Write the entries below out again exactly; any picture in them stays out.

DATA SHOWN:
════

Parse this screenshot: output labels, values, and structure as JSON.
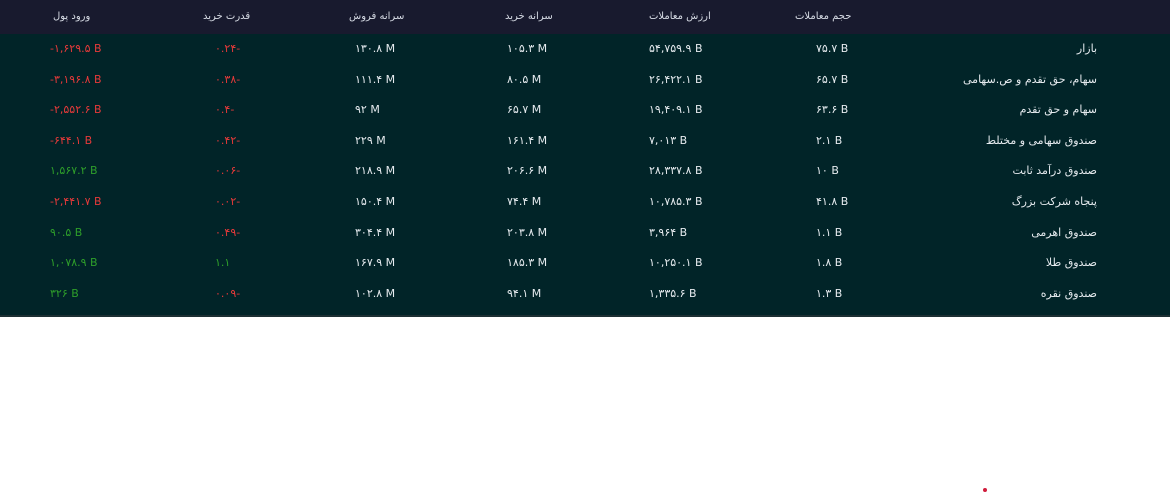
{
  "table": {
    "headers": {
      "volume": "حجم معاملات",
      "value": "ارزش معاملات",
      "per_capita_buy": "سرانه خرید",
      "per_capita_sell": "سرانه فروش",
      "buy_power": "قدرت خرید",
      "money_flow": "ورود پول"
    },
    "rows": [
      {
        "name": "بازار",
        "volume": "۷۵.۷ B",
        "value": "۵۴,۷۵۹.۹ B",
        "buy": "۱۰۵.۳ M",
        "sell": "۱۳۰.۸ M",
        "power": "۰.۲۴-",
        "flow": "-۱,۶۲۹.۵ B",
        "power_sign": "neg",
        "flow_sign": "neg"
      },
      {
        "name": "سهام، حق تقدم و ص.سهامی",
        "volume": "۶۵.۷ B",
        "value": "۲۶,۴۲۲.۱ B",
        "buy": "۸۰.۵ M",
        "sell": "۱۱۱.۴ M",
        "power": "۰.۳۸-",
        "flow": "-۳,۱۹۶.۸ B",
        "power_sign": "neg",
        "flow_sign": "neg"
      },
      {
        "name": "سهام و حق تقدم",
        "volume": "۶۳.۶ B",
        "value": "۱۹,۴۰۹.۱ B",
        "buy": "۶۵.۷ M",
        "sell": "۹۲ M",
        "power": "۰.۴-",
        "flow": "-۲,۵۵۲.۶ B",
        "power_sign": "neg",
        "flow_sign": "neg"
      },
      {
        "name": "صندوق سهامی و مختلط",
        "volume": "۲.۱ B",
        "value": "۷,۰۱۳ B",
        "buy": "۱۶۱.۴ M",
        "sell": "۲۲۹ M",
        "power": "۰.۴۲-",
        "flow": "-۶۴۴.۱ B",
        "power_sign": "neg",
        "flow_sign": "neg"
      },
      {
        "name": "صندوق درآمد ثابت",
        "volume": "۱۰ B",
        "value": "۲۸,۳۳۷.۸ B",
        "buy": "۲۰۶.۶ M",
        "sell": "۲۱۸.۹ M",
        "power": "۰.۰۶-",
        "flow": "۱,۵۶۷.۲ B",
        "power_sign": "neg",
        "flow_sign": "pos"
      },
      {
        "name": "پنجاه شرکت بزرگ",
        "volume": "۴۱.۸ B",
        "value": "۱۰,۷۸۵.۳ B",
        "buy": "۷۴.۴ M",
        "sell": "۱۵۰.۴ M",
        "power": "۰.۰۲-",
        "flow": "-۲,۴۴۱.۷ B",
        "power_sign": "neg",
        "flow_sign": "neg"
      },
      {
        "name": "صندوق اهرمی",
        "volume": "۱.۱ B",
        "value": "۳,۹۶۴ B",
        "buy": "۲۰۳.۸ M",
        "sell": "۳۰۴.۴ M",
        "power": "۰.۴۹-",
        "flow": "۹۰.۵ B",
        "power_sign": "neg",
        "flow_sign": "pos"
      },
      {
        "name": "صندوق طلا",
        "volume": "۱.۸ B",
        "value": "۱۰,۲۵۰.۱ B",
        "buy": "۱۸۵.۳ M",
        "sell": "۱۶۷.۹ M",
        "power": "۱.۱",
        "flow": "۱,۰۷۸.۹ B",
        "power_sign": "pos",
        "flow_sign": "pos"
      },
      {
        "name": "صندوق نقره",
        "volume": "۱.۳ B",
        "value": "۱,۳۳۵.۶ B",
        "buy": "۹۴.۱ M",
        "sell": "۱۰۲.۸ M",
        "power": "۰.۰۹-",
        "flow": "۳۲۶ B",
        "power_sign": "neg",
        "flow_sign": "pos"
      }
    ]
  },
  "colors": {
    "background": "#012428",
    "header": "#181a2e",
    "negative": "#e63a3a",
    "positive": "#2e9e2a"
  }
}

════

CORRECT RESPONSE:
Parse this screenshot: output labels, values, and structure as JSON.
{
  "table": {
    "headers": {
      "volume": "حجم معاملات",
      "value": "ارزش معاملات",
      "per_capita_buy": "سرانه خرید",
      "per_capita_sell": "سرانه فروش",
      "buy_power": "قدرت خرید",
      "money_flow": "ورود پول"
    },
    "rows": [
      {
        "name": "بازار",
        "volume": "۷۵.۷ B",
        "value": "۵۴,۷۵۹.۹ B",
        "buy": "۱۰۵.۳ M",
        "sell": "۱۳۰.۸ M",
        "power": "۰.۲۴-",
        "flow": "-۱,۶۲۹.۵ B",
        "power_sign": "neg",
        "flow_sign": "neg"
      },
      {
        "name": "سهام، حق تقدم و ص.سهامی",
        "volume": "۶۵.۷ B",
        "value": "۲۶,۴۲۲.۱ B",
        "buy": "۸۰.۵ M",
        "sell": "۱۱۱.۴ M",
        "power": "۰.۳۸-",
        "flow": "-۳,۱۹۶.۸ B",
        "power_sign": "neg",
        "flow_sign": "neg"
      },
      {
        "name": "سهام و حق تقدم",
        "volume": "۶۳.۶ B",
        "value": "۱۹,۴۰۹.۱ B",
        "buy": "۶۵.۷ M",
        "sell": "۹۲ M",
        "power": "۰.۴-",
        "flow": "-۲,۵۵۲.۶ B",
        "power_sign": "neg",
        "flow_sign": "neg"
      },
      {
        "name": "صندوق سهامی و مختلط",
        "volume": "۲.۱ B",
        "value": "۷,۰۱۳ B",
        "buy": "۱۶۱.۴ M",
        "sell": "۲۲۹ M",
        "power": "۰.۴۲-",
        "flow": "-۶۴۴.۱ B",
        "power_sign": "neg",
        "flow_sign": "neg"
      },
      {
        "name": "صندوق درآمد ثابت",
        "volume": "۱۰ B",
        "value": "۲۸,۳۳۷.۸ B",
        "buy": "۲۰۶.۶ M",
        "sell": "۲۱۸.۹ M",
        "power": "۰.۰۶-",
        "flow": "۱,۵۶۷.۲ B",
        "power_sign": "neg",
        "flow_sign": "pos"
      },
      {
        "name": "پنجاه شرکت بزرگ",
        "volume": "۴۱.۸ B",
        "value": "۱۰,۷۸۵.۳ B",
        "buy": "۷۴.۴ M",
        "sell": "۱۵۰.۴ M",
        "power": "۰.۰۲-",
        "flow": "-۲,۴۴۱.۷ B",
        "power_sign": "neg",
        "flow_sign": "neg"
      },
      {
        "name": "صندوق اهرمی",
        "volume": "۱.۱ B",
        "value": "۳,۹۶۴ B",
        "buy": "۲۰۳.۸ M",
        "sell": "۳۰۴.۴ M",
        "power": "۰.۴۹-",
        "flow": "۹۰.۵ B",
        "power_sign": "neg",
        "flow_sign": "pos"
      },
      {
        "name": "صندوق طلا",
        "volume": "۱.۸ B",
        "value": "۱۰,۲۵۰.۱ B",
        "buy": "۱۸۵.۳ M",
        "sell": "۱۶۷.۹ M",
        "power": "۱.۱",
        "flow": "۱,۰۷۸.۹ B",
        "power_sign": "pos",
        "flow_sign": "pos"
      },
      {
        "name": "صندوق نقره",
        "volume": "۱.۳ B",
        "value": "۱,۳۳۵.۶ B",
        "buy": "۹۴.۱ M",
        "sell": "۱۰۲.۸ M",
        "power": "۰.۰۹-",
        "flow": "۳۲۶ B",
        "power_sign": "neg",
        "flow_sign": "pos"
      }
    ]
  },
  "colors": {
    "background": "#012428",
    "header": "#181a2e",
    "negative": "#e63a3a",
    "positive": "#2e9e2a"
  }
}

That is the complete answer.